WHAT IS REQUIRED –
Return the records in full, exactly as given.

DATA SUPPLIED –
****************
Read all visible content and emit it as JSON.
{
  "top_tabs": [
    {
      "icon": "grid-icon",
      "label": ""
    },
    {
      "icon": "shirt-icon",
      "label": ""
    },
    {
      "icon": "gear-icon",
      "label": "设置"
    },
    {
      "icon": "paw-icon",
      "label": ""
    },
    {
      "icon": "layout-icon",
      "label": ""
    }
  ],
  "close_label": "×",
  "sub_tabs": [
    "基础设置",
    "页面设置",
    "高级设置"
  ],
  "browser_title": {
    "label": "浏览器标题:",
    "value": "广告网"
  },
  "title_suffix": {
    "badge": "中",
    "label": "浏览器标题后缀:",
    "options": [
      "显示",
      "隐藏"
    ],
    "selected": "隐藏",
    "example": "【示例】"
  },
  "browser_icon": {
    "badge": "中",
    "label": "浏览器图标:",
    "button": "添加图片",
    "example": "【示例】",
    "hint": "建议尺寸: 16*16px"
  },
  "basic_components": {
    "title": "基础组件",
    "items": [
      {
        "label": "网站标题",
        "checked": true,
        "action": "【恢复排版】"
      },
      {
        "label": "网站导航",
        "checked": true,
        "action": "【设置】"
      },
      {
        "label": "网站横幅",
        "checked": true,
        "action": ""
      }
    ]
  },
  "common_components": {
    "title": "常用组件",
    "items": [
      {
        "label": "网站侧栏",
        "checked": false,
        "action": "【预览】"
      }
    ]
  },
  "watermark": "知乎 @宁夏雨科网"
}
****************
FINISHED ANSWER –
Read all visible content and emit it as JSON.
{
  "top_tabs": [
    {
      "icon": "grid-icon",
      "label": ""
    },
    {
      "icon": "shirt-icon",
      "label": ""
    },
    {
      "icon": "gear-icon",
      "label": "设置"
    },
    {
      "icon": "paw-icon",
      "label": ""
    },
    {
      "icon": "layout-icon",
      "label": ""
    }
  ],
  "close_label": "×",
  "sub_tabs": [
    "基础设置",
    "页面设置",
    "高级设置"
  ],
  "browser_title": {
    "label": "浏览器标题:",
    "value": "广告网"
  },
  "title_suffix": {
    "badge": "中",
    "label": "浏览器标题后缀:",
    "options": [
      "显示",
      "隐藏"
    ],
    "selected": "隐藏",
    "example": "【示例】"
  },
  "browser_icon": {
    "badge": "中",
    "label": "浏览器图标:",
    "button": "添加图片",
    "example": "【示例】",
    "hint": "建议尺寸: 16*16px"
  },
  "basic_components": {
    "title": "基础组件",
    "items": [
      {
        "label": "网站标题",
        "checked": true,
        "action": "【恢复排版】"
      },
      {
        "label": "网站导航",
        "checked": true,
        "action": "【设置】"
      },
      {
        "label": "网站横幅",
        "checked": true,
        "action": ""
      }
    ]
  },
  "common_components": {
    "title": "常用组件",
    "items": [
      {
        "label": "网站侧栏",
        "checked": false,
        "action": "【预览】"
      }
    ]
  },
  "watermark": "知乎 @宁夏雨科网"
}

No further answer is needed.